### WRITTEN INSTRUCTION
Every line below is to be quoted exactly, with nothing added or dropped.

Dataset rows about figures
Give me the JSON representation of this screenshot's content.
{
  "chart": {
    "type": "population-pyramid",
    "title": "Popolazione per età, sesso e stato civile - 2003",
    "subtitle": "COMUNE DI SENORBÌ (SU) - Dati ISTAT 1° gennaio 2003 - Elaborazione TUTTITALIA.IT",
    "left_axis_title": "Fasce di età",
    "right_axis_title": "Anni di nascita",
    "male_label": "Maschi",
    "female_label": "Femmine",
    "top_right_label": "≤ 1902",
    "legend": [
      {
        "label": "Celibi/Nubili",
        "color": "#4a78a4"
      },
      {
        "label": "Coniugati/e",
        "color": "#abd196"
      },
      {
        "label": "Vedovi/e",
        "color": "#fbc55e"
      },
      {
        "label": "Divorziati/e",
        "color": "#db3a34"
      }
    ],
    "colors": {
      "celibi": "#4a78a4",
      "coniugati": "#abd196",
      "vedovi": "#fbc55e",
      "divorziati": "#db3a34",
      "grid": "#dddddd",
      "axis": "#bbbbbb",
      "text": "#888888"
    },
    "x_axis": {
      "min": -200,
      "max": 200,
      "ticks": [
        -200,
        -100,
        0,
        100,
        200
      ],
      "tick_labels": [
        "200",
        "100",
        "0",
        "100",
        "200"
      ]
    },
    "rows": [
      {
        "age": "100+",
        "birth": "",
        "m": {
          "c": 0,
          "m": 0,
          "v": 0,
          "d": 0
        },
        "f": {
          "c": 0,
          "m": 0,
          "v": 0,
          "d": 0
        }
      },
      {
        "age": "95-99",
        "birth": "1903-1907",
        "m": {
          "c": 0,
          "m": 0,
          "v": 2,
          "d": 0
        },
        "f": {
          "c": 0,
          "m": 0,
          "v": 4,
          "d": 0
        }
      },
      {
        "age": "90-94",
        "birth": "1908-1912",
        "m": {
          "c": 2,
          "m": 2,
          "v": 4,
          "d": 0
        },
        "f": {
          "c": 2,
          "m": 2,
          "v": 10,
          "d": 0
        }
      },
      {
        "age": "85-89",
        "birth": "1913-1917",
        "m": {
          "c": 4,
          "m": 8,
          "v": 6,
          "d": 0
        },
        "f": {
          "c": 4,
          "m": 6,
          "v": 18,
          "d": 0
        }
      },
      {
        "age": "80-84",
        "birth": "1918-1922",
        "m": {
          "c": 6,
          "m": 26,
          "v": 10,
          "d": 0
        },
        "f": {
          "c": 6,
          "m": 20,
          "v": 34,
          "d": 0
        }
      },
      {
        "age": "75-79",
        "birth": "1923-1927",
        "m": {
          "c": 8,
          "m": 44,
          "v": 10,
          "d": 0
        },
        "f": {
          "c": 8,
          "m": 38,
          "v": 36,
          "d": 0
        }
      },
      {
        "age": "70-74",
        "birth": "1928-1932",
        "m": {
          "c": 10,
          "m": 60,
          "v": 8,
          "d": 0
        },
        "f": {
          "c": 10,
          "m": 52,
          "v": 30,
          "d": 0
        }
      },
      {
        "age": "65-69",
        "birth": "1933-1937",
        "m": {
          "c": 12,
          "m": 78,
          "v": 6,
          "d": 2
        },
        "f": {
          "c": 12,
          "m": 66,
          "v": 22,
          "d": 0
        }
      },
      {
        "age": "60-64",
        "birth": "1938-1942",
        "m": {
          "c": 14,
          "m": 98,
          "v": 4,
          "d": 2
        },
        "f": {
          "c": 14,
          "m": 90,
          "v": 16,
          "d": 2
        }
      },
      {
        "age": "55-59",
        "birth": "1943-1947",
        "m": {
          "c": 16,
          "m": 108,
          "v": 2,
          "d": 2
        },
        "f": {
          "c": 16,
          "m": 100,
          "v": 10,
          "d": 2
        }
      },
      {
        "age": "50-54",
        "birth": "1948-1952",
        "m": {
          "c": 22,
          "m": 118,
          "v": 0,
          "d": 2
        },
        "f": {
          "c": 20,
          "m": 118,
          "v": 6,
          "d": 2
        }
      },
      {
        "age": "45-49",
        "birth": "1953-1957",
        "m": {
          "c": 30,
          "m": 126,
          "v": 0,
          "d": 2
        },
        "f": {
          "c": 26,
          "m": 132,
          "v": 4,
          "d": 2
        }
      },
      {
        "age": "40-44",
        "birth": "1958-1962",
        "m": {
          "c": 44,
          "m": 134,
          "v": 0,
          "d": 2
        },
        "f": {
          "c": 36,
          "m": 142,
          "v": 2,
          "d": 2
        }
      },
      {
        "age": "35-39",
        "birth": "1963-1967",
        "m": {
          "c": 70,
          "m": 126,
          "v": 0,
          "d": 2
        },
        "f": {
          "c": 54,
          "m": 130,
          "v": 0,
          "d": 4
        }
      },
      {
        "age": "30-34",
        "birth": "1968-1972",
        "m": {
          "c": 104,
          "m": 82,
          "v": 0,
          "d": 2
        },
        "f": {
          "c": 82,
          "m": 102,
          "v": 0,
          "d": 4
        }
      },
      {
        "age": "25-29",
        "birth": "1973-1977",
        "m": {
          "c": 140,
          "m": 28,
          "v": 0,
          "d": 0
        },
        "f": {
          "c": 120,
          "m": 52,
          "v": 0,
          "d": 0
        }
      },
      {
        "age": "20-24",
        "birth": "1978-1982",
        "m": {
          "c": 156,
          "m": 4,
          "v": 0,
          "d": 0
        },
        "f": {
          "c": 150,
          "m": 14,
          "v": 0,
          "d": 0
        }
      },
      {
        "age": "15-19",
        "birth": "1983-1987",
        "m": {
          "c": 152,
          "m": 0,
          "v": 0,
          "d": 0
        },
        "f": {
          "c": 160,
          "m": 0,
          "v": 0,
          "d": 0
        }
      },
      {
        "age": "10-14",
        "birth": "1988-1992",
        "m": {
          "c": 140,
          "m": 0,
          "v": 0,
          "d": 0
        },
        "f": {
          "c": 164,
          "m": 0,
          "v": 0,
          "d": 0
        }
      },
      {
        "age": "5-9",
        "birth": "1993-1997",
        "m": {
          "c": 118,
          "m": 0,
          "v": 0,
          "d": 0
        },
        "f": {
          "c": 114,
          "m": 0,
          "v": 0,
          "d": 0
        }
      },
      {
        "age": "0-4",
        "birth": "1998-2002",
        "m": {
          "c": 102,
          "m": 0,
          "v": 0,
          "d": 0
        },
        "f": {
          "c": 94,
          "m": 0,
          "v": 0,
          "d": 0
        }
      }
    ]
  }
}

### WORKED SOLUTION
Give me the JSON representation of this screenshot's content.
{
  "chart": {
    "type": "population-pyramid",
    "title": "Popolazione per età, sesso e stato civile - 2003",
    "subtitle": "COMUNE DI SENORBÌ (SU) - Dati ISTAT 1° gennaio 2003 - Elaborazione TUTTITALIA.IT",
    "left_axis_title": "Fasce di età",
    "right_axis_title": "Anni di nascita",
    "male_label": "Maschi",
    "female_label": "Femmine",
    "top_right_label": "≤ 1902",
    "legend": [
      {
        "label": "Celibi/Nubili",
        "color": "#4a78a4"
      },
      {
        "label": "Coniugati/e",
        "color": "#abd196"
      },
      {
        "label": "Vedovi/e",
        "color": "#fbc55e"
      },
      {
        "label": "Divorziati/e",
        "color": "#db3a34"
      }
    ],
    "colors": {
      "celibi": "#4a78a4",
      "coniugati": "#abd196",
      "vedovi": "#fbc55e",
      "divorziati": "#db3a34",
      "grid": "#dddddd",
      "axis": "#bbbbbb",
      "text": "#888888"
    },
    "x_axis": {
      "min": -200,
      "max": 200,
      "ticks": [
        -200,
        -100,
        0,
        100,
        200
      ],
      "tick_labels": [
        "200",
        "100",
        "0",
        "100",
        "200"
      ]
    },
    "rows": [
      {
        "age": "100+",
        "birth": "",
        "m": {
          "c": 0,
          "m": 0,
          "v": 0,
          "d": 0
        },
        "f": {
          "c": 0,
          "m": 0,
          "v": 0,
          "d": 0
        }
      },
      {
        "age": "95-99",
        "birth": "1903-1907",
        "m": {
          "c": 0,
          "m": 0,
          "v": 2,
          "d": 0
        },
        "f": {
          "c": 0,
          "m": 0,
          "v": 4,
          "d": 0
        }
      },
      {
        "age": "90-94",
        "birth": "1908-1912",
        "m": {
          "c": 2,
          "m": 2,
          "v": 4,
          "d": 0
        },
        "f": {
          "c": 2,
          "m": 2,
          "v": 10,
          "d": 0
        }
      },
      {
        "age": "85-89",
        "birth": "1913-1917",
        "m": {
          "c": 4,
          "m": 8,
          "v": 6,
          "d": 0
        },
        "f": {
          "c": 4,
          "m": 6,
          "v": 18,
          "d": 0
        }
      },
      {
        "age": "80-84",
        "birth": "1918-1922",
        "m": {
          "c": 6,
          "m": 26,
          "v": 10,
          "d": 0
        },
        "f": {
          "c": 6,
          "m": 20,
          "v": 34,
          "d": 0
        }
      },
      {
        "age": "75-79",
        "birth": "1923-1927",
        "m": {
          "c": 8,
          "m": 44,
          "v": 10,
          "d": 0
        },
        "f": {
          "c": 8,
          "m": 38,
          "v": 36,
          "d": 0
        }
      },
      {
        "age": "70-74",
        "birth": "1928-1932",
        "m": {
          "c": 10,
          "m": 60,
          "v": 8,
          "d": 0
        },
        "f": {
          "c": 10,
          "m": 52,
          "v": 30,
          "d": 0
        }
      },
      {
        "age": "65-69",
        "birth": "1933-1937",
        "m": {
          "c": 12,
          "m": 78,
          "v": 6,
          "d": 2
        },
        "f": {
          "c": 12,
          "m": 66,
          "v": 22,
          "d": 0
        }
      },
      {
        "age": "60-64",
        "birth": "1938-1942",
        "m": {
          "c": 14,
          "m": 98,
          "v": 4,
          "d": 2
        },
        "f": {
          "c": 14,
          "m": 90,
          "v": 16,
          "d": 2
        }
      },
      {
        "age": "55-59",
        "birth": "1943-1947",
        "m": {
          "c": 16,
          "m": 108,
          "v": 2,
          "d": 2
        },
        "f": {
          "c": 16,
          "m": 100,
          "v": 10,
          "d": 2
        }
      },
      {
        "age": "50-54",
        "birth": "1948-1952",
        "m": {
          "c": 22,
          "m": 118,
          "v": 0,
          "d": 2
        },
        "f": {
          "c": 20,
          "m": 118,
          "v": 6,
          "d": 2
        }
      },
      {
        "age": "45-49",
        "birth": "1953-1957",
        "m": {
          "c": 30,
          "m": 126,
          "v": 0,
          "d": 2
        },
        "f": {
          "c": 26,
          "m": 132,
          "v": 4,
          "d": 2
        }
      },
      {
        "age": "40-44",
        "birth": "1958-1962",
        "m": {
          "c": 44,
          "m": 134,
          "v": 0,
          "d": 2
        },
        "f": {
          "c": 36,
          "m": 142,
          "v": 2,
          "d": 2
        }
      },
      {
        "age": "35-39",
        "birth": "1963-1967",
        "m": {
          "c": 70,
          "m": 126,
          "v": 0,
          "d": 2
        },
        "f": {
          "c": 54,
          "m": 130,
          "v": 0,
          "d": 4
        }
      },
      {
        "age": "30-34",
        "birth": "1968-1972",
        "m": {
          "c": 104,
          "m": 82,
          "v": 0,
          "d": 2
        },
        "f": {
          "c": 82,
          "m": 102,
          "v": 0,
          "d": 4
        }
      },
      {
        "age": "25-29",
        "birth": "1973-1977",
        "m": {
          "c": 140,
          "m": 28,
          "v": 0,
          "d": 0
        },
        "f": {
          "c": 120,
          "m": 52,
          "v": 0,
          "d": 0
        }
      },
      {
        "age": "20-24",
        "birth": "1978-1982",
        "m": {
          "c": 156,
          "m": 4,
          "v": 0,
          "d": 0
        },
        "f": {
          "c": 150,
          "m": 14,
          "v": 0,
          "d": 0
        }
      },
      {
        "age": "15-19",
        "birth": "1983-1987",
        "m": {
          "c": 152,
          "m": 0,
          "v": 0,
          "d": 0
        },
        "f": {
          "c": 160,
          "m": 0,
          "v": 0,
          "d": 0
        }
      },
      {
        "age": "10-14",
        "birth": "1988-1992",
        "m": {
          "c": 140,
          "m": 0,
          "v": 0,
          "d": 0
        },
        "f": {
          "c": 164,
          "m": 0,
          "v": 0,
          "d": 0
        }
      },
      {
        "age": "5-9",
        "birth": "1993-1997",
        "m": {
          "c": 118,
          "m": 0,
          "v": 0,
          "d": 0
        },
        "f": {
          "c": 114,
          "m": 0,
          "v": 0,
          "d": 0
        }
      },
      {
        "age": "0-4",
        "birth": "1998-2002",
        "m": {
          "c": 102,
          "m": 0,
          "v": 0,
          "d": 0
        },
        "f": {
          "c": 94,
          "m": 0,
          "v": 0,
          "d": 0
        }
      }
    ]
  }
}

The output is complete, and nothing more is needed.